Rows from a figure dataset »
<<<<
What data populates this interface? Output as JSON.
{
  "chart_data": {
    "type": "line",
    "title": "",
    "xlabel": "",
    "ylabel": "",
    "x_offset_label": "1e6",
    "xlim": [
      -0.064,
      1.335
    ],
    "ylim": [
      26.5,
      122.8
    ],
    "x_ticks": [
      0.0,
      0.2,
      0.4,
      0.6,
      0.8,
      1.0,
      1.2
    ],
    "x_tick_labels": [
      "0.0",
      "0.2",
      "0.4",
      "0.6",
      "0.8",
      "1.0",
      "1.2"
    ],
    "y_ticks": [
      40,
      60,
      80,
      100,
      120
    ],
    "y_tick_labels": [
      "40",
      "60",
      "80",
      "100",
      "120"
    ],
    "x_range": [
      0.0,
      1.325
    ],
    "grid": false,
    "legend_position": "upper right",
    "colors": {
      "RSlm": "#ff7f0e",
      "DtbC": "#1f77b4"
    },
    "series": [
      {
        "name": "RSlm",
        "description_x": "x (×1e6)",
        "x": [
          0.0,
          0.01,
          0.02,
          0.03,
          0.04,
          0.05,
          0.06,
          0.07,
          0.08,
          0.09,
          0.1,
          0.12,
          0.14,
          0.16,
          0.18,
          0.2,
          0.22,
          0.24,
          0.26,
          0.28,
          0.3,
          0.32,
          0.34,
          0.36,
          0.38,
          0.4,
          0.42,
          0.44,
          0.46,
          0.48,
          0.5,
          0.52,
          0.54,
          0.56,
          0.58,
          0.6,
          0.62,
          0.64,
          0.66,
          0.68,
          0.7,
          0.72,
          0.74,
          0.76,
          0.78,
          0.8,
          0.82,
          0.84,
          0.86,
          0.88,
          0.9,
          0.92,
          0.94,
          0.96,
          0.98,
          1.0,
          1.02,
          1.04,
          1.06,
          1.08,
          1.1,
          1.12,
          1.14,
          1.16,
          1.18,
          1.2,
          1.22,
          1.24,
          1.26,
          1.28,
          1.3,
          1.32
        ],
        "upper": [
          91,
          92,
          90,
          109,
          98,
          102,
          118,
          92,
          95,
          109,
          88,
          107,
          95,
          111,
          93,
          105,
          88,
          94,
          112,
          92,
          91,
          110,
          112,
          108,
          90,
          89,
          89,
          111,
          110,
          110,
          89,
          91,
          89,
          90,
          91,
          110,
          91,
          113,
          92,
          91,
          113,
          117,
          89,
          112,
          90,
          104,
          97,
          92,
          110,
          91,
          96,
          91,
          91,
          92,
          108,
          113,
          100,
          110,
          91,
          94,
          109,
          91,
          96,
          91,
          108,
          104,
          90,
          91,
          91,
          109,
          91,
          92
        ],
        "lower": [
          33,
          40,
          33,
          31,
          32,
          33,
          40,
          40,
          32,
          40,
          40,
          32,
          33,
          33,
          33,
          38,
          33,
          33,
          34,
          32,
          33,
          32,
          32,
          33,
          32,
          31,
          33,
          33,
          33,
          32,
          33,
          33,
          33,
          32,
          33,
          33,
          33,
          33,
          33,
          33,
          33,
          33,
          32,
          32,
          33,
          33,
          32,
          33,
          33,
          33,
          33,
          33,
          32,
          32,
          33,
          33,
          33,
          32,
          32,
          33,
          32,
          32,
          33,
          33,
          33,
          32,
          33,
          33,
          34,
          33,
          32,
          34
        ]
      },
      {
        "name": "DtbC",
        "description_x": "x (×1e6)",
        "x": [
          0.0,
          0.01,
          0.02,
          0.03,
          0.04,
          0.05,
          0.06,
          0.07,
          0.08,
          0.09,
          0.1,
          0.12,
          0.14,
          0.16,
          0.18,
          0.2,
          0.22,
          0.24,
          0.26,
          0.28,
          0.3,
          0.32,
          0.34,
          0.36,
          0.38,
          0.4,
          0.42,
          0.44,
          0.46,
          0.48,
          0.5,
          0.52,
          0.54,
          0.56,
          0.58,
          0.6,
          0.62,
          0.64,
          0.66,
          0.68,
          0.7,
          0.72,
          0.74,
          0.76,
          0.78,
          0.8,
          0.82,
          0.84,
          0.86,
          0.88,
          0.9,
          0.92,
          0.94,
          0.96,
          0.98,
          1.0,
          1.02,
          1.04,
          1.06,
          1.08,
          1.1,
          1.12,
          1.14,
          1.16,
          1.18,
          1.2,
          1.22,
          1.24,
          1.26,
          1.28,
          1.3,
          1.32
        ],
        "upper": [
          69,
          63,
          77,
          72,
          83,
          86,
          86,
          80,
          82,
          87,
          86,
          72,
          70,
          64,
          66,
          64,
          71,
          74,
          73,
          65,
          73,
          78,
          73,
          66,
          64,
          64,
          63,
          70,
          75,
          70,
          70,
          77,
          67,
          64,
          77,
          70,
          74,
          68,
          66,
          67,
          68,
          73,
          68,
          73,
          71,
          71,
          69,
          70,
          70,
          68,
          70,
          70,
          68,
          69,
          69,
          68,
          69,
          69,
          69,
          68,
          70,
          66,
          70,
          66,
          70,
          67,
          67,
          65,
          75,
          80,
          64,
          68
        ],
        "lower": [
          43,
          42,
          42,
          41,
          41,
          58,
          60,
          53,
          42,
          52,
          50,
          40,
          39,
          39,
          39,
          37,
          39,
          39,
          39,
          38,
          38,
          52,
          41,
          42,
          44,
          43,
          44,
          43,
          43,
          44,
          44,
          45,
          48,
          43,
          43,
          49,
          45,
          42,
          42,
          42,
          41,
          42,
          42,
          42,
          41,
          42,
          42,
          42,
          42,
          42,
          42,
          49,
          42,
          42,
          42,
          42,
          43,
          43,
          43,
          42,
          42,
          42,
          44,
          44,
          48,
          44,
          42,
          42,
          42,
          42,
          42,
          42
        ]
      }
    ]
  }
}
>>>>
Short task »
Quote the whole listing above, leaving nothing out.

Complete output »
What data populates this interface? Output as JSON.
{
  "chart_data": {
    "type": "line",
    "title": "",
    "xlabel": "",
    "ylabel": "",
    "x_offset_label": "1e6",
    "xlim": [
      -0.064,
      1.335
    ],
    "ylim": [
      26.5,
      122.8
    ],
    "x_ticks": [
      0.0,
      0.2,
      0.4,
      0.6,
      0.8,
      1.0,
      1.2
    ],
    "x_tick_labels": [
      "0.0",
      "0.2",
      "0.4",
      "0.6",
      "0.8",
      "1.0",
      "1.2"
    ],
    "y_ticks": [
      40,
      60,
      80,
      100,
      120
    ],
    "y_tick_labels": [
      "40",
      "60",
      "80",
      "100",
      "120"
    ],
    "x_range": [
      0.0,
      1.325
    ],
    "grid": false,
    "legend_position": "upper right",
    "colors": {
      "RSlm": "#ff7f0e",
      "DtbC": "#1f77b4"
    },
    "series": [
      {
        "name": "RSlm",
        "description_x": "x (×1e6)",
        "x": [
          0.0,
          0.01,
          0.02,
          0.03,
          0.04,
          0.05,
          0.06,
          0.07,
          0.08,
          0.09,
          0.1,
          0.12,
          0.14,
          0.16,
          0.18,
          0.2,
          0.22,
          0.24,
          0.26,
          0.28,
          0.3,
          0.32,
          0.34,
          0.36,
          0.38,
          0.4,
          0.42,
          0.44,
          0.46,
          0.48,
          0.5,
          0.52,
          0.54,
          0.56,
          0.58,
          0.6,
          0.62,
          0.64,
          0.66,
          0.68,
          0.7,
          0.72,
          0.74,
          0.76,
          0.78,
          0.8,
          0.82,
          0.84,
          0.86,
          0.88,
          0.9,
          0.92,
          0.94,
          0.96,
          0.98,
          1.0,
          1.02,
          1.04,
          1.06,
          1.08,
          1.1,
          1.12,
          1.14,
          1.16,
          1.18,
          1.2,
          1.22,
          1.24,
          1.26,
          1.28,
          1.3,
          1.32
        ],
        "upper": [
          91,
          92,
          90,
          109,
          98,
          102,
          118,
          92,
          95,
          109,
          88,
          107,
          95,
          111,
          93,
          105,
          88,
          94,
          112,
          92,
          91,
          110,
          112,
          108,
          90,
          89,
          89,
          111,
          110,
          110,
          89,
          91,
          89,
          90,
          91,
          110,
          91,
          113,
          92,
          91,
          113,
          117,
          89,
          112,
          90,
          104,
          97,
          92,
          110,
          91,
          96,
          91,
          91,
          92,
          108,
          113,
          100,
          110,
          91,
          94,
          109,
          91,
          96,
          91,
          108,
          104,
          90,
          91,
          91,
          109,
          91,
          92
        ],
        "lower": [
          33,
          40,
          33,
          31,
          32,
          33,
          40,
          40,
          32,
          40,
          40,
          32,
          33,
          33,
          33,
          38,
          33,
          33,
          34,
          32,
          33,
          32,
          32,
          33,
          32,
          31,
          33,
          33,
          33,
          32,
          33,
          33,
          33,
          32,
          33,
          33,
          33,
          33,
          33,
          33,
          33,
          33,
          32,
          32,
          33,
          33,
          32,
          33,
          33,
          33,
          33,
          33,
          32,
          32,
          33,
          33,
          33,
          32,
          32,
          33,
          32,
          32,
          33,
          33,
          33,
          32,
          33,
          33,
          34,
          33,
          32,
          34
        ]
      },
      {
        "name": "DtbC",
        "description_x": "x (×1e6)",
        "x": [
          0.0,
          0.01,
          0.02,
          0.03,
          0.04,
          0.05,
          0.06,
          0.07,
          0.08,
          0.09,
          0.1,
          0.12,
          0.14,
          0.16,
          0.18,
          0.2,
          0.22,
          0.24,
          0.26,
          0.28,
          0.3,
          0.32,
          0.34,
          0.36,
          0.38,
          0.4,
          0.42,
          0.44,
          0.46,
          0.48,
          0.5,
          0.52,
          0.54,
          0.56,
          0.58,
          0.6,
          0.62,
          0.64,
          0.66,
          0.68,
          0.7,
          0.72,
          0.74,
          0.76,
          0.78,
          0.8,
          0.82,
          0.84,
          0.86,
          0.88,
          0.9,
          0.92,
          0.94,
          0.96,
          0.98,
          1.0,
          1.02,
          1.04,
          1.06,
          1.08,
          1.1,
          1.12,
          1.14,
          1.16,
          1.18,
          1.2,
          1.22,
          1.24,
          1.26,
          1.28,
          1.3,
          1.32
        ],
        "upper": [
          69,
          63,
          77,
          72,
          83,
          86,
          86,
          80,
          82,
          87,
          86,
          72,
          70,
          64,
          66,
          64,
          71,
          74,
          73,
          65,
          73,
          78,
          73,
          66,
          64,
          64,
          63,
          70,
          75,
          70,
          70,
          77,
          67,
          64,
          77,
          70,
          74,
          68,
          66,
          67,
          68,
          73,
          68,
          73,
          71,
          71,
          69,
          70,
          70,
          68,
          70,
          70,
          68,
          69,
          69,
          68,
          69,
          69,
          69,
          68,
          70,
          66,
          70,
          66,
          70,
          67,
          67,
          65,
          75,
          80,
          64,
          68
        ],
        "lower": [
          43,
          42,
          42,
          41,
          41,
          58,
          60,
          53,
          42,
          52,
          50,
          40,
          39,
          39,
          39,
          37,
          39,
          39,
          39,
          38,
          38,
          52,
          41,
          42,
          44,
          43,
          44,
          43,
          43,
          44,
          44,
          45,
          48,
          43,
          43,
          49,
          45,
          42,
          42,
          42,
          41,
          42,
          42,
          42,
          41,
          42,
          42,
          42,
          42,
          42,
          42,
          49,
          42,
          42,
          42,
          42,
          43,
          43,
          43,
          42,
          42,
          42,
          44,
          44,
          48,
          44,
          42,
          42,
          42,
          42,
          42,
          42
        ]
      }
    ]
  }
}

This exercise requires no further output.